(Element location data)
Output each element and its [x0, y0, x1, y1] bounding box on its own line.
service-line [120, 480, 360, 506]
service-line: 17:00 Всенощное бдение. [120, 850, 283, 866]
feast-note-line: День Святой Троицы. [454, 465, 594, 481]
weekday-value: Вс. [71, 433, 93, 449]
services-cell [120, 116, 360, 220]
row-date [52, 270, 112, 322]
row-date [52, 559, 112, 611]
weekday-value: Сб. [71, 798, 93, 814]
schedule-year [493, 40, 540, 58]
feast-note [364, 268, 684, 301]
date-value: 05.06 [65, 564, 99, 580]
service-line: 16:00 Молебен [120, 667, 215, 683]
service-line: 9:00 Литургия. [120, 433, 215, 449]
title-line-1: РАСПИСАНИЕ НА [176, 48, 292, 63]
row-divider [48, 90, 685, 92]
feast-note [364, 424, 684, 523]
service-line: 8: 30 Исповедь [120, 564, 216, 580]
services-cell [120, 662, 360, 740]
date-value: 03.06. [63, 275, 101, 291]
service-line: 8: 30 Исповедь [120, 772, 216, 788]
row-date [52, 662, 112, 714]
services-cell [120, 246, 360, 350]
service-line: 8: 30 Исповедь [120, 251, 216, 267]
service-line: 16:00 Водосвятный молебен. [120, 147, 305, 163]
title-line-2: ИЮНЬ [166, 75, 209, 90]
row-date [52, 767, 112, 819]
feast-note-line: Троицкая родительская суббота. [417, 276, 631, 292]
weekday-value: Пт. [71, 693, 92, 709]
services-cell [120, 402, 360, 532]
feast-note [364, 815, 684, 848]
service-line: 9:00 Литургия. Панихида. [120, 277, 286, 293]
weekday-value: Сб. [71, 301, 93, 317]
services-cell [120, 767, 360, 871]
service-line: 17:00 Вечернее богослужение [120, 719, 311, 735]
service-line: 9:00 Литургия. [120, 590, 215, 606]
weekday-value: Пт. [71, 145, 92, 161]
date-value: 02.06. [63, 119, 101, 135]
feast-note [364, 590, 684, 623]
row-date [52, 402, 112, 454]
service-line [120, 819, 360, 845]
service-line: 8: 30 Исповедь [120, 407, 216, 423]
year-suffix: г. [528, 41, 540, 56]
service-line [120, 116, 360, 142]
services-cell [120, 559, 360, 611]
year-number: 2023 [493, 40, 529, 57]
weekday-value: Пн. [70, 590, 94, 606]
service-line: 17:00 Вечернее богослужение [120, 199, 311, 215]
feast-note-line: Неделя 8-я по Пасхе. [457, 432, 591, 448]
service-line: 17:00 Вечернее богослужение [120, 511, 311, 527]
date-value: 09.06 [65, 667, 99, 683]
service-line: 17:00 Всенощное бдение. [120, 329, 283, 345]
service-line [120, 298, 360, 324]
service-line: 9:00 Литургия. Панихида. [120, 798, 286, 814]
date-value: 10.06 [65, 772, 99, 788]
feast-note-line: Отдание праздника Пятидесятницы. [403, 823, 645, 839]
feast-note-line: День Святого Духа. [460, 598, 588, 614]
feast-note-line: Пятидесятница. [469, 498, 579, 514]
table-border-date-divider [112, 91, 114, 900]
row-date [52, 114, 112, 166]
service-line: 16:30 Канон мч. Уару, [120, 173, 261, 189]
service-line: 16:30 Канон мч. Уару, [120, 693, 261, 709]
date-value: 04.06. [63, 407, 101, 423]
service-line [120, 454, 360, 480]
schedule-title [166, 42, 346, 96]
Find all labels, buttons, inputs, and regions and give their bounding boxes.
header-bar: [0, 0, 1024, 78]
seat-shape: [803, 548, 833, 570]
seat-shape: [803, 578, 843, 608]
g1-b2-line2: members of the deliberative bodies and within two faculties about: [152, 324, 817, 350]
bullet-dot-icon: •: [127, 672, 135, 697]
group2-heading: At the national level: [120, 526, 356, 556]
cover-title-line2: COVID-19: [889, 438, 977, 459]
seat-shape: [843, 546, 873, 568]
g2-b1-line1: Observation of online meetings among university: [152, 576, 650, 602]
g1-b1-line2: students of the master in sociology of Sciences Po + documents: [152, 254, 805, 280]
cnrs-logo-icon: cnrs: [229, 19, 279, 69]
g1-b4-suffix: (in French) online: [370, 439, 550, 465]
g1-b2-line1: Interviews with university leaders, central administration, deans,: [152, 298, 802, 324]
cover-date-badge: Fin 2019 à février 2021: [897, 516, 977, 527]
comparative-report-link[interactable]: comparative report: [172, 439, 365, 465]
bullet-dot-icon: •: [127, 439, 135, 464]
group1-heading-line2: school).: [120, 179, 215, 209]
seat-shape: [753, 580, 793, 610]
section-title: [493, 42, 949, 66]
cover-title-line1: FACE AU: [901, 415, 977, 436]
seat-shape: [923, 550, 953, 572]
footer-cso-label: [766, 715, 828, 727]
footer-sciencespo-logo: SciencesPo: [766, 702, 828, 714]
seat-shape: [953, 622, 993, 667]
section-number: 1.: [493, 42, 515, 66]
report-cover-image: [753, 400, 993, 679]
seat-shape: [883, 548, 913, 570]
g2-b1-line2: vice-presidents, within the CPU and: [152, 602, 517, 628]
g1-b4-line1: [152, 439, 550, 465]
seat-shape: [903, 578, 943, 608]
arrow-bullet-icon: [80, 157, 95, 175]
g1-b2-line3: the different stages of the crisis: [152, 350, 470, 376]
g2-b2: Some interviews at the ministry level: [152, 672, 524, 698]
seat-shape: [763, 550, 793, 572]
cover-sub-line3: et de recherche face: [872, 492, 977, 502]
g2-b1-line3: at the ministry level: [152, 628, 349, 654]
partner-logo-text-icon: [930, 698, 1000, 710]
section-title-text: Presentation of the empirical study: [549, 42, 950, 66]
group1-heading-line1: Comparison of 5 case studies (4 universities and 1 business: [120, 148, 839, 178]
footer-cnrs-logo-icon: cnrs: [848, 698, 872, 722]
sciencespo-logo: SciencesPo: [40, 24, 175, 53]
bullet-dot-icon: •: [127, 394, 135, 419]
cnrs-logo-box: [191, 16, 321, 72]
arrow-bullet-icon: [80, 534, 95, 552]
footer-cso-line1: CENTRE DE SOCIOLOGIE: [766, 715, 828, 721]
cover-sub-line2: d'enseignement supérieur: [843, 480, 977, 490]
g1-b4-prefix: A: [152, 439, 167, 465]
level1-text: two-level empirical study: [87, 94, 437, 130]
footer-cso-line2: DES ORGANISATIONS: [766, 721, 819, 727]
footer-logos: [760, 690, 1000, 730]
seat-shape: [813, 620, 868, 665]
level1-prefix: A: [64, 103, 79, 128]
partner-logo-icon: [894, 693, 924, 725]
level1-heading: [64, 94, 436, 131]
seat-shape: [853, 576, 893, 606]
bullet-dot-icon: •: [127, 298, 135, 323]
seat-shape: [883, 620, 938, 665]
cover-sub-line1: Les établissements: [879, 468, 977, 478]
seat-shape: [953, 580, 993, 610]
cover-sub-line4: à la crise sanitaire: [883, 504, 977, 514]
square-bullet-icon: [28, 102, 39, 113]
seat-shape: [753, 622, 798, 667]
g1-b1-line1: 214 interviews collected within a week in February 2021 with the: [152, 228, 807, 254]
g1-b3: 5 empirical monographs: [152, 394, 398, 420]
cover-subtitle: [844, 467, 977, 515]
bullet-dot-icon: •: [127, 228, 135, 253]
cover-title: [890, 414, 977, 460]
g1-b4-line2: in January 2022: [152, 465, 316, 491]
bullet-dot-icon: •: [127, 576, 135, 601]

◆ **Task to complete**
Reproduce every line of the records above character for character, changing nothing.

◆ **Task answer**
Output each element and its [x0, y0, x1, y1] bounding box on its own line.
service-line [120, 480, 360, 506]
service-line: 17:00 Всенощное бдение. [120, 850, 283, 866]
feast-note-line: День Святой Троицы. [454, 465, 594, 481]
weekday-value: Вс. [71, 433, 93, 449]
services-cell [120, 116, 360, 220]
row-date [52, 270, 112, 322]
row-date [52, 559, 112, 611]
weekday-value: Сб. [71, 798, 93, 814]
schedule-year [493, 40, 540, 58]
feast-note [364, 268, 684, 301]
date-value: 05.06 [65, 564, 99, 580]
service-line: 16:00 Молебен [120, 667, 215, 683]
service-line: 9:00 Литургия. [120, 433, 215, 449]
title-line-1: РАСПИСАНИЕ НА [176, 48, 292, 63]
row-divider [48, 90, 685, 92]
feast-note [364, 424, 684, 523]
service-line: 8: 30 Исповедь [120, 564, 216, 580]
services-cell [120, 662, 360, 740]
date-value: 03.06. [63, 275, 101, 291]
service-line: 8: 30 Исповедь [120, 772, 216, 788]
row-date [52, 662, 112, 714]
services-cell [120, 246, 360, 350]
service-line: 8: 30 Исповедь [120, 251, 216, 267]
service-line: 16:00 Водосвятный молебен. [120, 147, 305, 163]
title-line-2: ИЮНЬ [166, 75, 209, 90]
row-date [52, 767, 112, 819]
feast-note-line: Троицкая родительская суббота. [417, 276, 631, 292]
weekday-value: Пт. [71, 693, 92, 709]
services-cell [120, 402, 360, 532]
feast-note [364, 815, 684, 848]
service-line: 9:00 Литургия. Панихида. [120, 277, 286, 293]
weekday-value: Сб. [71, 301, 93, 317]
services-cell [120, 767, 360, 871]
service-line: 17:00 Вечернее богослужение [120, 719, 311, 735]
service-line: 9:00 Литургия. [120, 590, 215, 606]
weekday-value: Пт. [71, 145, 92, 161]
date-value: 02.06. [63, 119, 101, 135]
feast-note [364, 590, 684, 623]
row-date [52, 402, 112, 454]
service-line [120, 819, 360, 845]
service-line: 8: 30 Исповедь [120, 407, 216, 423]
year-suffix: г. [528, 41, 540, 56]
service-line [120, 116, 360, 142]
services-cell [120, 559, 360, 611]
year-number: 2023 [493, 40, 529, 57]
weekday-value: Пн. [70, 590, 94, 606]
service-line: 17:00 Вечернее богослужение [120, 199, 311, 215]
feast-note-line: Неделя 8-я по Пасхе. [457, 432, 591, 448]
service-line: 17:00 Вечернее богослужение [120, 511, 311, 527]
date-value: 09.06 [65, 667, 99, 683]
service-line: 17:00 Всенощное бдение. [120, 329, 283, 345]
service-line [120, 298, 360, 324]
service-line: 9:00 Литургия. Панихида. [120, 798, 286, 814]
date-value: 10.06 [65, 772, 99, 788]
feast-note-line: Отдание праздника Пятидесятницы. [403, 823, 645, 839]
feast-note-line: День Святого Духа. [460, 598, 588, 614]
feast-note-line: Пятидесятница. [469, 498, 579, 514]
table-border-date-divider [112, 91, 114, 900]
row-date [52, 114, 112, 166]
service-line: 16:30 Канон мч. Уару, [120, 173, 261, 189]
service-line: 16:30 Канон мч. Уару, [120, 693, 261, 709]
date-value: 04.06. [63, 407, 101, 423]
service-line [120, 454, 360, 480]
schedule-title [166, 42, 346, 96]
Find all labels, buttons, inputs, and regions and give their bounding boxes.
header-bar: [0, 0, 1024, 78]
seat-shape: [803, 548, 833, 570]
seat-shape: [803, 578, 843, 608]
g1-b2-line2: members of the deliberative bodies and within two faculties about: [152, 324, 817, 350]
bullet-dot-icon: •: [127, 672, 135, 697]
group2-heading: At the national level: [120, 526, 356, 556]
cover-title-line2: COVID-19: [889, 438, 977, 459]
seat-shape: [843, 546, 873, 568]
g2-b1-line1: Observation of online meetings among university: [152, 576, 650, 602]
g1-b1-line2: students of the master in sociology of Sciences Po + documents: [152, 254, 805, 280]
cnrs-logo-icon: cnrs: [229, 19, 279, 69]
g1-b4-suffix: (in French) online: [370, 439, 550, 465]
g1-b2-line1: Interviews with university leaders, central administration, deans,: [152, 298, 802, 324]
cover-date-badge: Fin 2019 à février 2021: [897, 516, 977, 527]
comparative-report-link[interactable]: comparative report: [172, 439, 365, 465]
bullet-dot-icon: •: [127, 439, 135, 464]
group1-heading-line2: school).: [120, 179, 215, 209]
seat-shape: [753, 580, 793, 610]
section-title: [493, 42, 949, 66]
cover-title-line1: FACE AU: [901, 415, 977, 436]
seat-shape: [923, 550, 953, 572]
footer-cso-label: [766, 715, 828, 727]
footer-sciencespo-logo: SciencesPo: [766, 702, 828, 714]
seat-shape: [953, 622, 993, 667]
section-number: 1.: [493, 42, 515, 66]
report-cover-image: [753, 400, 993, 679]
seat-shape: [883, 548, 913, 570]
g2-b1-line2: vice-presidents, within the CPU and: [152, 602, 517, 628]
g1-b4-line1: [152, 439, 550, 465]
seat-shape: [903, 578, 943, 608]
arrow-bullet-icon: [80, 157, 95, 175]
g1-b2-line3: the different stages of the crisis: [152, 350, 470, 376]
g2-b2: Some interviews at the ministry level: [152, 672, 524, 698]
seat-shape: [763, 550, 793, 572]
cover-sub-line3: et de recherche face: [872, 492, 977, 502]
g2-b1-line3: at the ministry level: [152, 628, 349, 654]
partner-logo-text-icon: [930, 698, 1000, 710]
section-title-text: Presentation of the empirical study: [549, 42, 950, 66]
group1-heading-line1: Comparison of 5 case studies (4 universities and 1 business: [120, 148, 839, 178]
footer-cnrs-logo-icon: cnrs: [848, 698, 872, 722]
sciencespo-logo: SciencesPo: [40, 24, 175, 53]
bullet-dot-icon: •: [127, 394, 135, 419]
cnrs-logo-box: [191, 16, 321, 72]
arrow-bullet-icon: [80, 534, 95, 552]
footer-cso-line1: CENTRE DE SOCIOLOGIE: [766, 715, 828, 721]
cover-sub-line2: d'enseignement supérieur: [843, 480, 977, 490]
g1-b4-prefix: A: [152, 439, 167, 465]
level1-text: two-level empirical study: [87, 94, 437, 130]
footer-cso-line2: DES ORGANISATIONS: [766, 721, 819, 727]
footer-logos: [760, 690, 1000, 730]
seat-shape: [813, 620, 868, 665]
level1-prefix: A: [64, 103, 79, 128]
partner-logo-icon: [894, 693, 924, 725]
level1-heading: [64, 94, 436, 131]
seat-shape: [853, 576, 893, 606]
bullet-dot-icon: •: [127, 298, 135, 323]
seat-shape: [883, 620, 938, 665]
cover-sub-line1: Les établissements: [879, 468, 977, 478]
seat-shape: [953, 580, 993, 610]
cover-sub-line4: à la crise sanitaire: [883, 504, 977, 514]
square-bullet-icon: [28, 102, 39, 113]
seat-shape: [753, 622, 798, 667]
g1-b1-line1: 214 interviews collected within a week in February 2021 with the: [152, 228, 807, 254]
g1-b3: 5 empirical monographs: [152, 394, 398, 420]
cover-subtitle: [844, 467, 977, 515]
bullet-dot-icon: •: [127, 228, 135, 253]
cover-title: [890, 414, 977, 460]
g1-b4-line2: in January 2022: [152, 465, 316, 491]
bullet-dot-icon: •: [127, 576, 135, 601]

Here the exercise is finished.